Work instructions | Copy every line from the one that holds "Transcribe this image's" to the end of the records below, exactly and with nothing else, but without any pictures.

Data entries |
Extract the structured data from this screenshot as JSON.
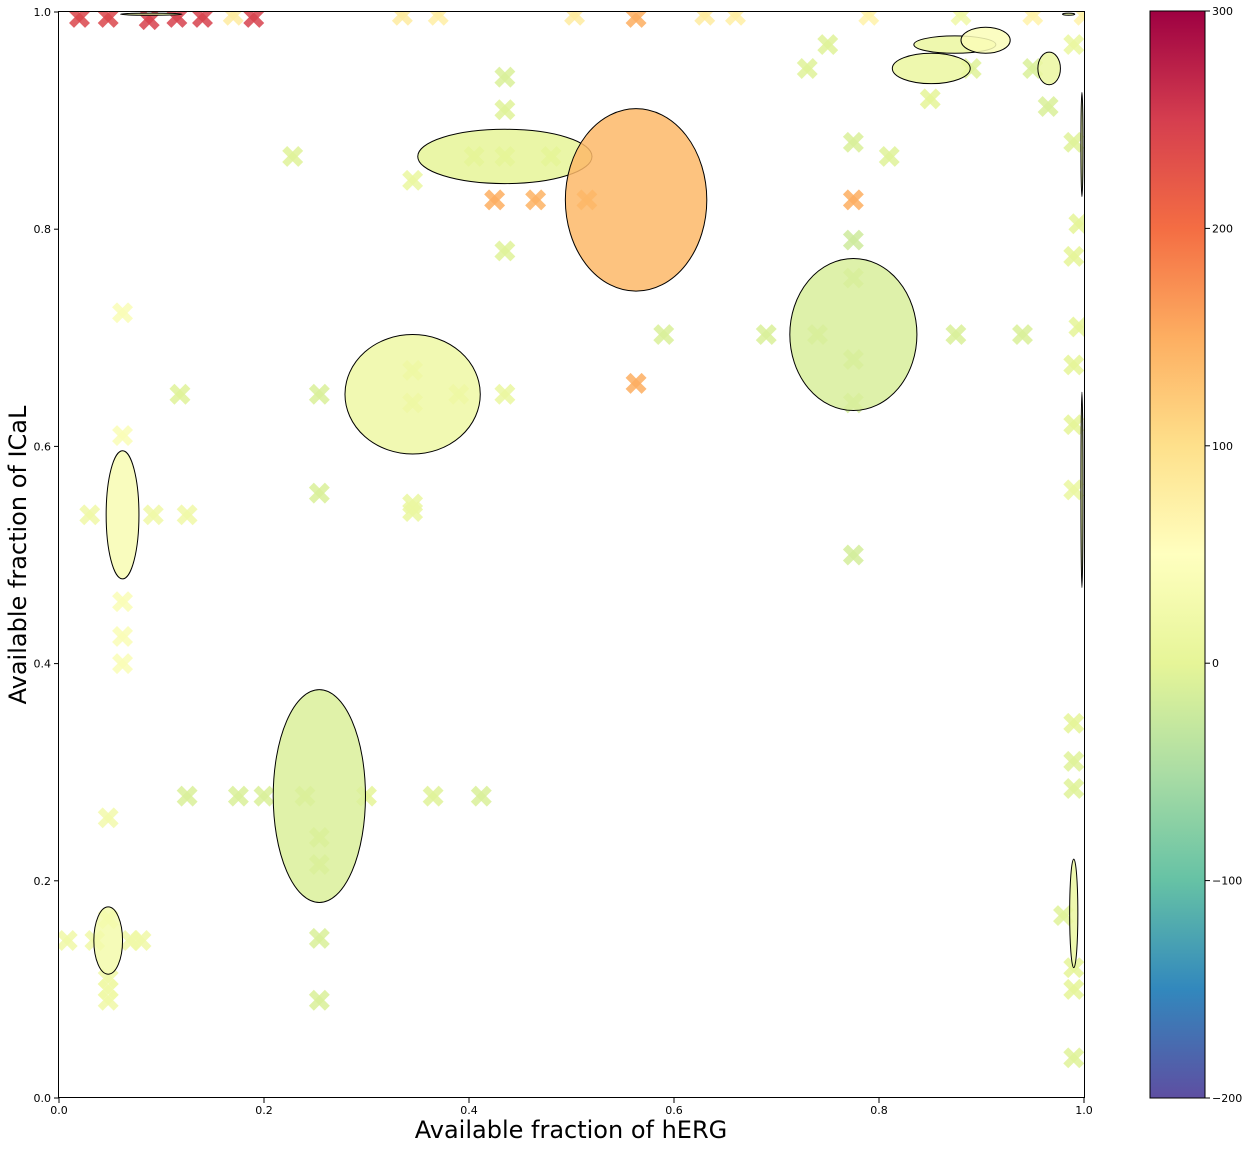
{
  "chart_data": {
    "type": "scatter",
    "xlabel": "Available fraction of hERG",
    "ylabel": "Available fraction of ICaL",
    "xlim": [
      0,
      1
    ],
    "ylim": [
      0,
      1
    ],
    "x_ticks": [
      "0.0",
      "0.2",
      "0.4",
      "0.6",
      "0.8",
      "1.0"
    ],
    "y_ticks": [
      "0.0",
      "0.2",
      "0.4",
      "0.6",
      "0.8",
      "1.0"
    ],
    "grid": false,
    "colorbar": {
      "range": [
        -200,
        300
      ],
      "ticks": [
        "−200",
        "−100",
        "0",
        "100",
        "200",
        "300"
      ],
      "colormap": "Spectral_r"
    },
    "marker": "X",
    "points": [
      {
        "x": 0.02,
        "y": 0.995,
        "v": 240
      },
      {
        "x": 0.048,
        "y": 0.995,
        "v": 240
      },
      {
        "x": 0.088,
        "y": 0.993,
        "v": 245
      },
      {
        "x": 0.115,
        "y": 0.995,
        "v": 245
      },
      {
        "x": 0.14,
        "y": 0.995,
        "v": 245
      },
      {
        "x": 0.19,
        "y": 0.995,
        "v": 245
      },
      {
        "x": 0.17,
        "y": 0.997,
        "v": 80
      },
      {
        "x": 0.335,
        "y": 0.997,
        "v": 80
      },
      {
        "x": 0.37,
        "y": 0.997,
        "v": 75
      },
      {
        "x": 0.503,
        "y": 0.997,
        "v": 80
      },
      {
        "x": 0.563,
        "y": 0.995,
        "v": 150
      },
      {
        "x": 0.63,
        "y": 0.997,
        "v": 80
      },
      {
        "x": 0.66,
        "y": 0.997,
        "v": 75
      },
      {
        "x": 0.79,
        "y": 0.997,
        "v": 70
      },
      {
        "x": 0.88,
        "y": 0.997,
        "v": 20
      },
      {
        "x": 0.95,
        "y": 0.997,
        "v": 70
      },
      {
        "x": 1.0,
        "y": 0.997,
        "v": 70
      },
      {
        "x": 0.435,
        "y": 0.94,
        "v": -10
      },
      {
        "x": 0.435,
        "y": 0.91,
        "v": -5
      },
      {
        "x": 0.405,
        "y": 0.867,
        "v": -5
      },
      {
        "x": 0.435,
        "y": 0.867,
        "v": -5
      },
      {
        "x": 0.48,
        "y": 0.867,
        "v": -5
      },
      {
        "x": 0.228,
        "y": 0.867,
        "v": -5
      },
      {
        "x": 0.345,
        "y": 0.845,
        "v": 10
      },
      {
        "x": 0.425,
        "y": 0.827,
        "v": 150
      },
      {
        "x": 0.465,
        "y": 0.827,
        "v": 145
      },
      {
        "x": 0.515,
        "y": 0.827,
        "v": 145
      },
      {
        "x": 0.435,
        "y": 0.78,
        "v": -5
      },
      {
        "x": 0.563,
        "y": 0.658,
        "v": 150
      },
      {
        "x": 0.59,
        "y": 0.703,
        "v": -10
      },
      {
        "x": 0.69,
        "y": 0.703,
        "v": -10
      },
      {
        "x": 0.74,
        "y": 0.703,
        "v": -10
      },
      {
        "x": 0.775,
        "y": 0.88,
        "v": -10
      },
      {
        "x": 0.775,
        "y": 0.79,
        "v": -20
      },
      {
        "x": 0.775,
        "y": 0.755,
        "v": -15
      },
      {
        "x": 0.775,
        "y": 0.68,
        "v": -15
      },
      {
        "x": 0.775,
        "y": 0.64,
        "v": -15
      },
      {
        "x": 0.775,
        "y": 0.5,
        "v": -15
      },
      {
        "x": 0.775,
        "y": 0.827,
        "v": 150
      },
      {
        "x": 0.81,
        "y": 0.867,
        "v": -5
      },
      {
        "x": 0.875,
        "y": 0.703,
        "v": -10
      },
      {
        "x": 0.94,
        "y": 0.703,
        "v": -10
      },
      {
        "x": 0.73,
        "y": 0.948,
        "v": -5
      },
      {
        "x": 0.75,
        "y": 0.97,
        "v": -5
      },
      {
        "x": 0.85,
        "y": 0.92,
        "v": 0
      },
      {
        "x": 0.89,
        "y": 0.948,
        "v": -5
      },
      {
        "x": 0.95,
        "y": 0.948,
        "v": -10
      },
      {
        "x": 0.965,
        "y": 0.913,
        "v": -10
      },
      {
        "x": 0.99,
        "y": 0.88,
        "v": -5
      },
      {
        "x": 0.99,
        "y": 0.97,
        "v": 10
      },
      {
        "x": 0.995,
        "y": 0.805,
        "v": 0
      },
      {
        "x": 0.99,
        "y": 0.775,
        "v": 0
      },
      {
        "x": 0.995,
        "y": 0.71,
        "v": 0
      },
      {
        "x": 0.99,
        "y": 0.675,
        "v": 0
      },
      {
        "x": 0.99,
        "y": 0.62,
        "v": 0
      },
      {
        "x": 0.99,
        "y": 0.56,
        "v": 10
      },
      {
        "x": 0.062,
        "y": 0.723,
        "v": 40
      },
      {
        "x": 0.062,
        "y": 0.61,
        "v": 40
      },
      {
        "x": 0.03,
        "y": 0.537,
        "v": 20
      },
      {
        "x": 0.092,
        "y": 0.537,
        "v": 20
      },
      {
        "x": 0.118,
        "y": 0.648,
        "v": -5
      },
      {
        "x": 0.125,
        "y": 0.537,
        "v": 20
      },
      {
        "x": 0.062,
        "y": 0.457,
        "v": 40
      },
      {
        "x": 0.062,
        "y": 0.425,
        "v": 40
      },
      {
        "x": 0.062,
        "y": 0.4,
        "v": 40
      },
      {
        "x": 0.254,
        "y": 0.648,
        "v": -10
      },
      {
        "x": 0.345,
        "y": 0.67,
        "v": 10
      },
      {
        "x": 0.345,
        "y": 0.64,
        "v": 10
      },
      {
        "x": 0.39,
        "y": 0.648,
        "v": 10
      },
      {
        "x": 0.435,
        "y": 0.648,
        "v": 10
      },
      {
        "x": 0.254,
        "y": 0.557,
        "v": -10
      },
      {
        "x": 0.345,
        "y": 0.547,
        "v": 10
      },
      {
        "x": 0.345,
        "y": 0.54,
        "v": 10
      },
      {
        "x": 0.048,
        "y": 0.258,
        "v": 25
      },
      {
        "x": 0.125,
        "y": 0.278,
        "v": -10
      },
      {
        "x": 0.175,
        "y": 0.278,
        "v": -10
      },
      {
        "x": 0.2,
        "y": 0.278,
        "v": -10
      },
      {
        "x": 0.24,
        "y": 0.278,
        "v": -10
      },
      {
        "x": 0.3,
        "y": 0.278,
        "v": 0
      },
      {
        "x": 0.365,
        "y": 0.278,
        "v": -5
      },
      {
        "x": 0.412,
        "y": 0.278,
        "v": -10
      },
      {
        "x": 0.254,
        "y": 0.24,
        "v": -10
      },
      {
        "x": 0.254,
        "y": 0.215,
        "v": -10
      },
      {
        "x": 0.254,
        "y": 0.147,
        "v": -10
      },
      {
        "x": 0.254,
        "y": 0.09,
        "v": -10
      },
      {
        "x": 0.008,
        "y": 0.145,
        "v": 20
      },
      {
        "x": 0.035,
        "y": 0.145,
        "v": 20
      },
      {
        "x": 0.07,
        "y": 0.145,
        "v": 20
      },
      {
        "x": 0.08,
        "y": 0.145,
        "v": 20
      },
      {
        "x": 0.048,
        "y": 0.165,
        "v": 30
      },
      {
        "x": 0.048,
        "y": 0.11,
        "v": 20
      },
      {
        "x": 0.048,
        "y": 0.1,
        "v": 20
      },
      {
        "x": 0.048,
        "y": 0.09,
        "v": 20
      },
      {
        "x": 0.99,
        "y": 0.345,
        "v": 0
      },
      {
        "x": 0.99,
        "y": 0.31,
        "v": -5
      },
      {
        "x": 0.99,
        "y": 0.285,
        "v": -5
      },
      {
        "x": 0.98,
        "y": 0.168,
        "v": -5
      },
      {
        "x": 0.99,
        "y": 0.12,
        "v": 0
      },
      {
        "x": 0.99,
        "y": 0.1,
        "v": 0
      },
      {
        "x": 0.99,
        "y": 0.037,
        "v": -5
      }
    ],
    "ellipses": [
      {
        "cx": 0.062,
        "cy": 0.537,
        "rx": 0.016,
        "ry": 0.059,
        "v": 35
      },
      {
        "cx": 0.048,
        "cy": 0.145,
        "rx": 0.014,
        "ry": 0.031,
        "v": 25
      },
      {
        "cx": 0.254,
        "cy": 0.278,
        "rx": 0.045,
        "ry": 0.098,
        "v": -10
      },
      {
        "cx": 0.345,
        "cy": 0.648,
        "rx": 0.066,
        "ry": 0.055,
        "v": 15
      },
      {
        "cx": 0.435,
        "cy": 0.867,
        "rx": 0.085,
        "ry": 0.025,
        "v": 0
      },
      {
        "cx": 0.563,
        "cy": 0.827,
        "rx": 0.069,
        "ry": 0.084,
        "v": 140
      },
      {
        "cx": 0.775,
        "cy": 0.703,
        "rx": 0.062,
        "ry": 0.07,
        "v": -12
      },
      {
        "cx": 0.851,
        "cy": 0.948,
        "rx": 0.038,
        "ry": 0.014,
        "v": 10
      },
      {
        "cx": 0.874,
        "cy": 0.97,
        "rx": 0.04,
        "ry": 0.008,
        "v": 10
      },
      {
        "cx": 0.904,
        "cy": 0.974,
        "rx": 0.024,
        "ry": 0.012,
        "v": 40
      },
      {
        "cx": 0.966,
        "cy": 0.948,
        "rx": 0.011,
        "ry": 0.015,
        "v": 10
      },
      {
        "cx": 0.99,
        "cy": 0.17,
        "rx": 0.004,
        "ry": 0.05,
        "v": 10
      },
      {
        "cx": 0.998,
        "cy": 0.56,
        "rx": 0.001,
        "ry": 0.09,
        "v": 5
      },
      {
        "cx": 0.998,
        "cy": 0.878,
        "rx": 0.001,
        "ry": 0.048,
        "v": 5
      },
      {
        "cx": 0.09,
        "cy": 0.998,
        "rx": 0.03,
        "ry": 0.001,
        "v": 5
      },
      {
        "cx": 0.985,
        "cy": 0.998,
        "rx": 0.006,
        "ry": 0.001,
        "v": 5
      }
    ]
  }
}
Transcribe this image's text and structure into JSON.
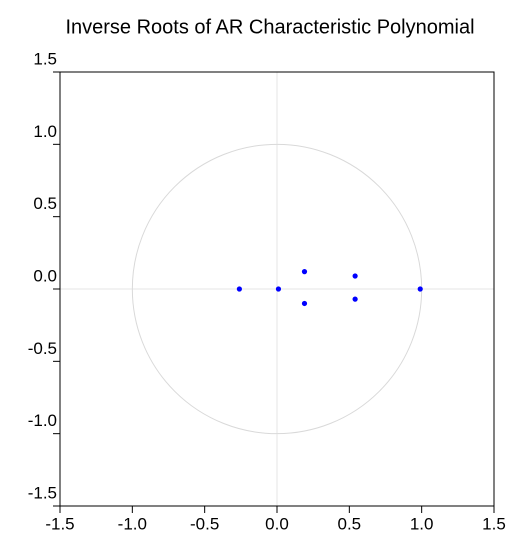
{
  "chart_data": {
    "type": "scatter",
    "title": "Inverse Roots of AR Characteristic Polynomial",
    "x": [
      -0.26,
      0.01,
      0.19,
      0.19,
      0.54,
      0.54,
      0.99
    ],
    "values": [
      0,
      0,
      0.12,
      -0.1,
      0.09,
      -0.07,
      0
    ],
    "color": "#0000ff",
    "xlim": [
      -1.5,
      1.5
    ],
    "ylim": [
      -1.5,
      1.5
    ],
    "xticks": [
      {
        "value": -1.5,
        "label": "-1.5"
      },
      {
        "value": -1,
        "label": "-1.0"
      },
      {
        "value": -0.5,
        "label": "-0.5"
      },
      {
        "value": 0,
        "label": "0.0"
      },
      {
        "value": 0.5,
        "label": "0.5"
      },
      {
        "value": 1,
        "label": "1.0"
      },
      {
        "value": 1.5,
        "label": "1.5"
      }
    ],
    "yticks": [
      {
        "value": -1.5,
        "label": "-1.5"
      },
      {
        "value": -1,
        "label": "-1.0"
      },
      {
        "value": -0.5,
        "label": "-0.5"
      },
      {
        "value": 0,
        "label": "0.0"
      },
      {
        "value": 0.5,
        "label": "0.5"
      },
      {
        "value": 1,
        "label": "1.0"
      },
      {
        "value": 1.5,
        "label": "1.5"
      }
    ],
    "unit_circle": true
  }
}
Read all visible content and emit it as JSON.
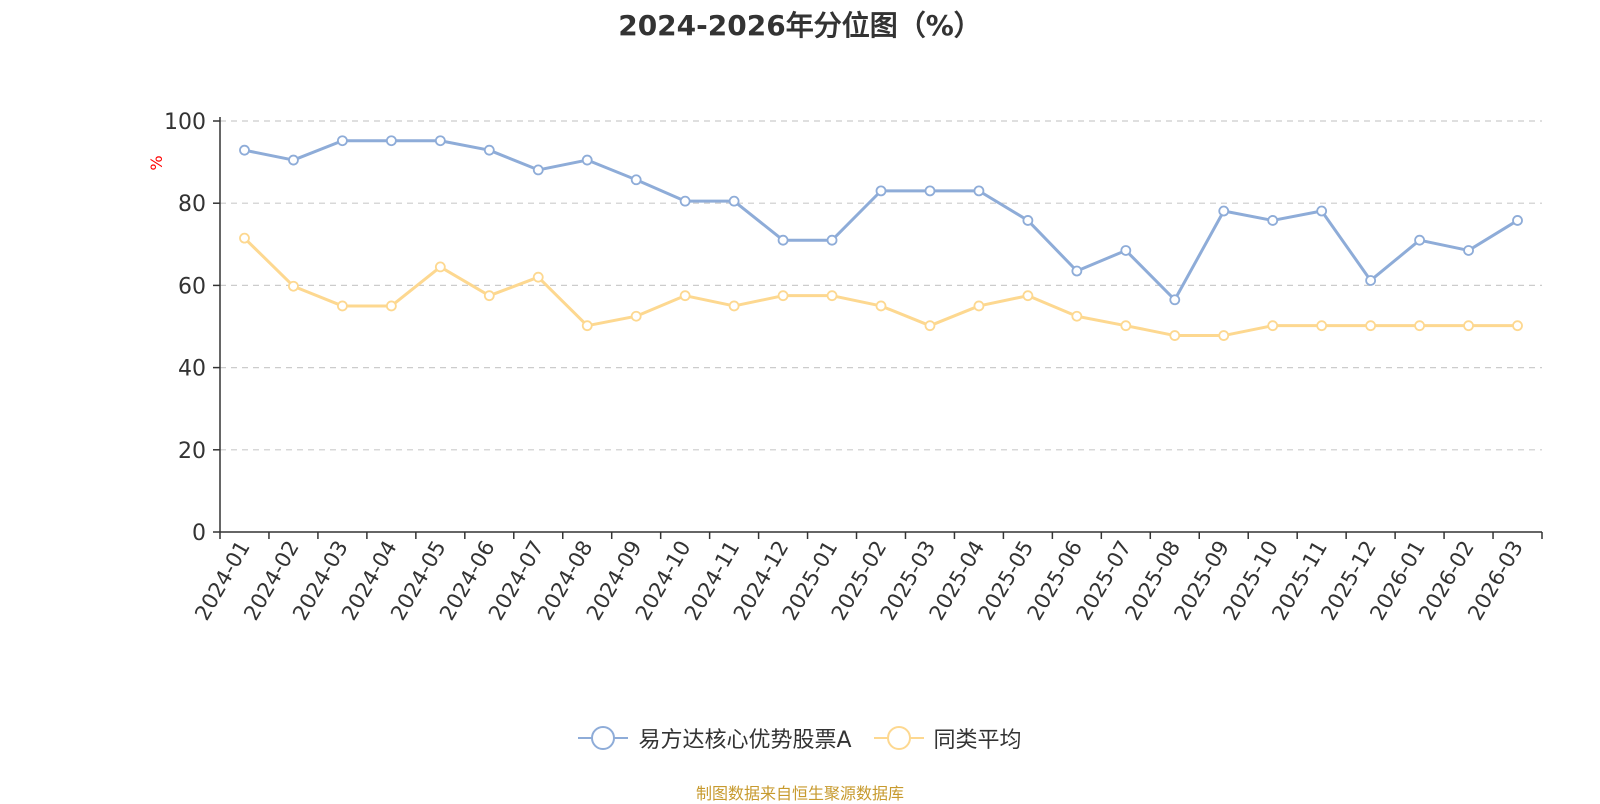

Response to the task |
Transcribe this image's text and structure into JSON.
{
  "chart_data": {
    "type": "scatter",
    "title": "Inverse Roots of AR Characteristic Polynomial",
    "x": [
      -0.26,
      0.01,
      0.19,
      0.19,
      0.54,
      0.54,
      0.99
    ],
    "values": [
      0,
      0,
      0.12,
      -0.1,
      0.09,
      -0.07,
      0
    ],
    "color": "#0000ff",
    "xlim": [
      -1.5,
      1.5
    ],
    "ylim": [
      -1.5,
      1.5
    ],
    "xticks": [
      {
        "value": -1.5,
        "label": "-1.5"
      },
      {
        "value": -1,
        "label": "-1.0"
      },
      {
        "value": -0.5,
        "label": "-0.5"
      },
      {
        "value": 0,
        "label": "0.0"
      },
      {
        "value": 0.5,
        "label": "0.5"
      },
      {
        "value": 1,
        "label": "1.0"
      },
      {
        "value": 1.5,
        "label": "1.5"
      }
    ],
    "yticks": [
      {
        "value": -1.5,
        "label": "-1.5"
      },
      {
        "value": -1,
        "label": "-1.0"
      },
      {
        "value": -0.5,
        "label": "-0.5"
      },
      {
        "value": 0,
        "label": "0.0"
      },
      {
        "value": 0.5,
        "label": "0.5"
      },
      {
        "value": 1,
        "label": "1.0"
      },
      {
        "value": 1.5,
        "label": "1.5"
      }
    ],
    "unit_circle": true
  }
}
Read all visible content and emit it as JSON.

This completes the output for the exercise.